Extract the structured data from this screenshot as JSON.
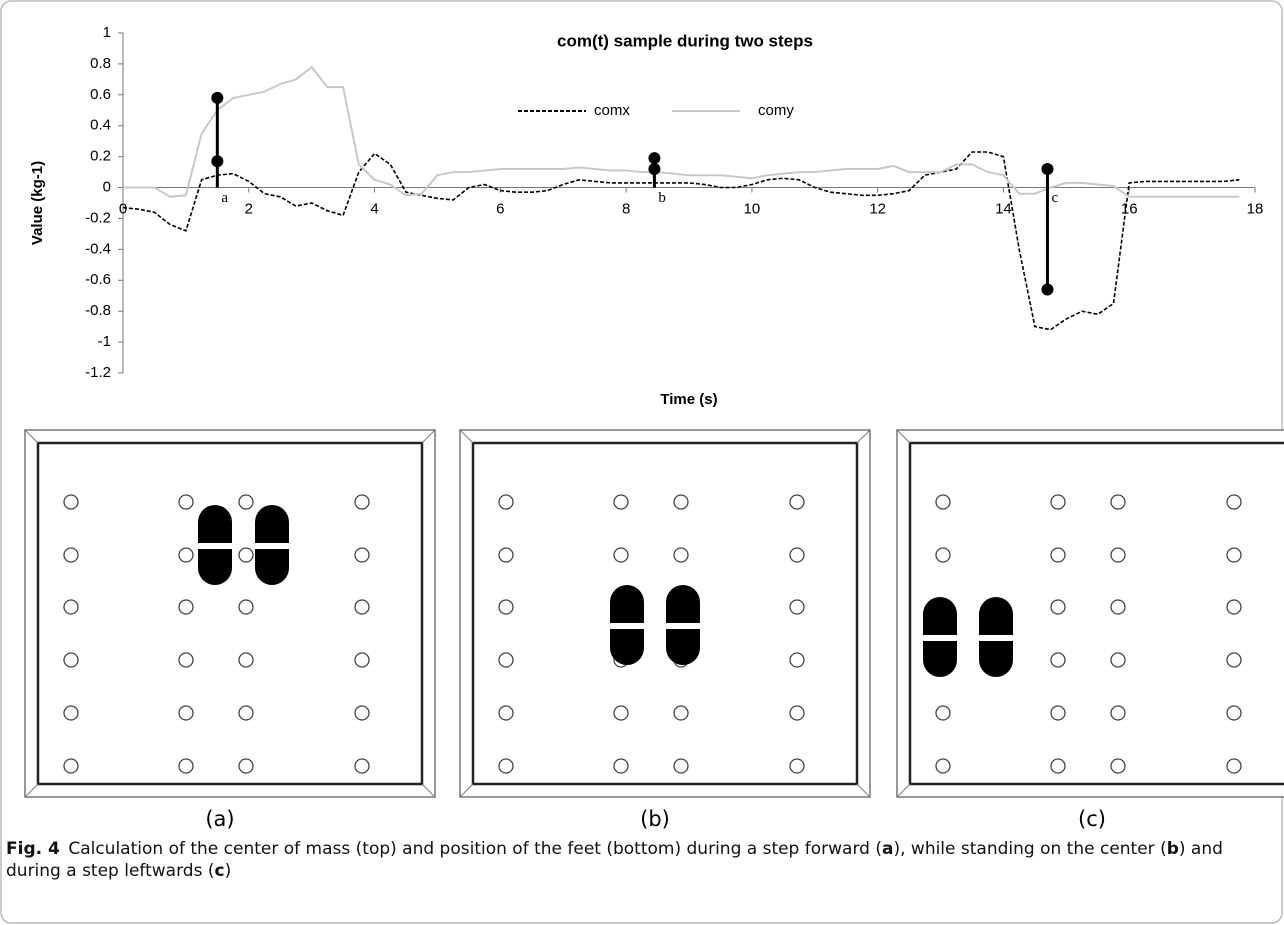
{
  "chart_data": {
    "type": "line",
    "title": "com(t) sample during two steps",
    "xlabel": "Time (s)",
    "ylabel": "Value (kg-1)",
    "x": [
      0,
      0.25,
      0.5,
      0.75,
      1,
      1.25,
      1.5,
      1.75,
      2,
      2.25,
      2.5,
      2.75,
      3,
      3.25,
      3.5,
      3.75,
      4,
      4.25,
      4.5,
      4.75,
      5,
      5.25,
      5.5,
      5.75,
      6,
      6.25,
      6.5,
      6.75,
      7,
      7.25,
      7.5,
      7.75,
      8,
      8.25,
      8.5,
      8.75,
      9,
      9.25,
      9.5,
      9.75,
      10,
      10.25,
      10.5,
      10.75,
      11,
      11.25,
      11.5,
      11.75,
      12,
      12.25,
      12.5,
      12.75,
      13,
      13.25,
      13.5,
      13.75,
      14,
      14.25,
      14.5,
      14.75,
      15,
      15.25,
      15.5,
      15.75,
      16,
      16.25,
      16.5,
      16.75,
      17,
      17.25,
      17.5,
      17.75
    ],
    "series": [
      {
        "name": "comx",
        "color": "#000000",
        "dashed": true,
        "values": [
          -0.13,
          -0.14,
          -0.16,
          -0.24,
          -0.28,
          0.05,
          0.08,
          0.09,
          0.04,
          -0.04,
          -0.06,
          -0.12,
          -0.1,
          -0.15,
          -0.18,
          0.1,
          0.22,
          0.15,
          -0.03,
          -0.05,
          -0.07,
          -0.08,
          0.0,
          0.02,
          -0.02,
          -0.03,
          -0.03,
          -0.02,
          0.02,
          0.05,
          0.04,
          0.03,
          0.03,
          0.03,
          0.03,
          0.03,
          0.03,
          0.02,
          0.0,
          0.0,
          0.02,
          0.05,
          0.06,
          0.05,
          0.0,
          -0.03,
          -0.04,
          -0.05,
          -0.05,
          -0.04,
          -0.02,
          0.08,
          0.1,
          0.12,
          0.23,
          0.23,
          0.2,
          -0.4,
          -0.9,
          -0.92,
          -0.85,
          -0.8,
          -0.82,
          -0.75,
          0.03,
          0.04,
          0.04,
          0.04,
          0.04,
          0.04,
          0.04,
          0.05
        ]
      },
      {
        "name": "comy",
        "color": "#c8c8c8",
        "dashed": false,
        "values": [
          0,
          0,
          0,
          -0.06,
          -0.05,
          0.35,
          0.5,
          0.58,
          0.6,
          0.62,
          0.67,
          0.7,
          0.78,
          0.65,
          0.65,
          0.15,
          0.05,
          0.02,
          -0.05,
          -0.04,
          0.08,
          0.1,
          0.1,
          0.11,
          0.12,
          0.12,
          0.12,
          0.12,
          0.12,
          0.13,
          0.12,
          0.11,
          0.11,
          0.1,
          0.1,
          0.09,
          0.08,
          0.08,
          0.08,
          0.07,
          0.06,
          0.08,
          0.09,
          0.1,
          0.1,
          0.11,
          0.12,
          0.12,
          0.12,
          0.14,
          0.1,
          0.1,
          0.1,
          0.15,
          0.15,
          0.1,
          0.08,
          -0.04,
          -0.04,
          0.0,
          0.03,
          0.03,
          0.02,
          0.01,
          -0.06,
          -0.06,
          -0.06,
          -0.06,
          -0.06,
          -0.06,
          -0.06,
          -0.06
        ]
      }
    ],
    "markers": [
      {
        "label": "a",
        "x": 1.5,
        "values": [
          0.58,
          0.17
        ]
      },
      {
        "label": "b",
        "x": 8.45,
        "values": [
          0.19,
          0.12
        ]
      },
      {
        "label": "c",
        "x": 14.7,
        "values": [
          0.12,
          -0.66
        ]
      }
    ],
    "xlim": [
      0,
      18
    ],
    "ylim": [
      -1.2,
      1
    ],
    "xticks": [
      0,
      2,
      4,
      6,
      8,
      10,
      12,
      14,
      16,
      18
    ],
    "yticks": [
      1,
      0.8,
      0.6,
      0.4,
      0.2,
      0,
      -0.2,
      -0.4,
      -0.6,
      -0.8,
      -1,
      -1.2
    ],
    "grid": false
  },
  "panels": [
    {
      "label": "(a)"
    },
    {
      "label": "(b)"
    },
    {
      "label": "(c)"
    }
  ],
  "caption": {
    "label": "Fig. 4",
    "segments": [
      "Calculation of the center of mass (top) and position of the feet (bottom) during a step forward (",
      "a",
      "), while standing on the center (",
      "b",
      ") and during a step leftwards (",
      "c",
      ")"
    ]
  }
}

DIRECTIONS:
Quote the records in full and exactly; skip any image.

SOLUTION TO THE PROBLEM:
Extract the structured data from this screenshot as JSON.
{
  "chart_data": {
    "type": "line",
    "title": "com(t) sample during two steps",
    "xlabel": "Time (s)",
    "ylabel": "Value (kg-1)",
    "x": [
      0,
      0.25,
      0.5,
      0.75,
      1,
      1.25,
      1.5,
      1.75,
      2,
      2.25,
      2.5,
      2.75,
      3,
      3.25,
      3.5,
      3.75,
      4,
      4.25,
      4.5,
      4.75,
      5,
      5.25,
      5.5,
      5.75,
      6,
      6.25,
      6.5,
      6.75,
      7,
      7.25,
      7.5,
      7.75,
      8,
      8.25,
      8.5,
      8.75,
      9,
      9.25,
      9.5,
      9.75,
      10,
      10.25,
      10.5,
      10.75,
      11,
      11.25,
      11.5,
      11.75,
      12,
      12.25,
      12.5,
      12.75,
      13,
      13.25,
      13.5,
      13.75,
      14,
      14.25,
      14.5,
      14.75,
      15,
      15.25,
      15.5,
      15.75,
      16,
      16.25,
      16.5,
      16.75,
      17,
      17.25,
      17.5,
      17.75
    ],
    "series": [
      {
        "name": "comx",
        "color": "#000000",
        "dashed": true,
        "values": [
          -0.13,
          -0.14,
          -0.16,
          -0.24,
          -0.28,
          0.05,
          0.08,
          0.09,
          0.04,
          -0.04,
          -0.06,
          -0.12,
          -0.1,
          -0.15,
          -0.18,
          0.1,
          0.22,
          0.15,
          -0.03,
          -0.05,
          -0.07,
          -0.08,
          0.0,
          0.02,
          -0.02,
          -0.03,
          -0.03,
          -0.02,
          0.02,
          0.05,
          0.04,
          0.03,
          0.03,
          0.03,
          0.03,
          0.03,
          0.03,
          0.02,
          0.0,
          0.0,
          0.02,
          0.05,
          0.06,
          0.05,
          0.0,
          -0.03,
          -0.04,
          -0.05,
          -0.05,
          -0.04,
          -0.02,
          0.08,
          0.1,
          0.12,
          0.23,
          0.23,
          0.2,
          -0.4,
          -0.9,
          -0.92,
          -0.85,
          -0.8,
          -0.82,
          -0.75,
          0.03,
          0.04,
          0.04,
          0.04,
          0.04,
          0.04,
          0.04,
          0.05
        ]
      },
      {
        "name": "comy",
        "color": "#c8c8c8",
        "dashed": false,
        "values": [
          0,
          0,
          0,
          -0.06,
          -0.05,
          0.35,
          0.5,
          0.58,
          0.6,
          0.62,
          0.67,
          0.7,
          0.78,
          0.65,
          0.65,
          0.15,
          0.05,
          0.02,
          -0.05,
          -0.04,
          0.08,
          0.1,
          0.1,
          0.11,
          0.12,
          0.12,
          0.12,
          0.12,
          0.12,
          0.13,
          0.12,
          0.11,
          0.11,
          0.1,
          0.1,
          0.09,
          0.08,
          0.08,
          0.08,
          0.07,
          0.06,
          0.08,
          0.09,
          0.1,
          0.1,
          0.11,
          0.12,
          0.12,
          0.12,
          0.14,
          0.1,
          0.1,
          0.1,
          0.15,
          0.15,
          0.1,
          0.08,
          -0.04,
          -0.04,
          0.0,
          0.03,
          0.03,
          0.02,
          0.01,
          -0.06,
          -0.06,
          -0.06,
          -0.06,
          -0.06,
          -0.06,
          -0.06,
          -0.06
        ]
      }
    ],
    "markers": [
      {
        "label": "a",
        "x": 1.5,
        "values": [
          0.58,
          0.17
        ]
      },
      {
        "label": "b",
        "x": 8.45,
        "values": [
          0.19,
          0.12
        ]
      },
      {
        "label": "c",
        "x": 14.7,
        "values": [
          0.12,
          -0.66
        ]
      }
    ],
    "xlim": [
      0,
      18
    ],
    "ylim": [
      -1.2,
      1
    ],
    "xticks": [
      0,
      2,
      4,
      6,
      8,
      10,
      12,
      14,
      16,
      18
    ],
    "yticks": [
      1,
      0.8,
      0.6,
      0.4,
      0.2,
      0,
      -0.2,
      -0.4,
      -0.6,
      -0.8,
      -1,
      -1.2
    ],
    "grid": false
  },
  "panels": [
    {
      "label": "(a)"
    },
    {
      "label": "(b)"
    },
    {
      "label": "(c)"
    }
  ],
  "caption": {
    "label": "Fig. 4",
    "segments": [
      "Calculation of the center of mass (top) and position of the feet (bottom) during a step forward (",
      "a",
      "), while standing on the center (",
      "b",
      ") and during a step leftwards (",
      "c",
      ")"
    ]
  }
}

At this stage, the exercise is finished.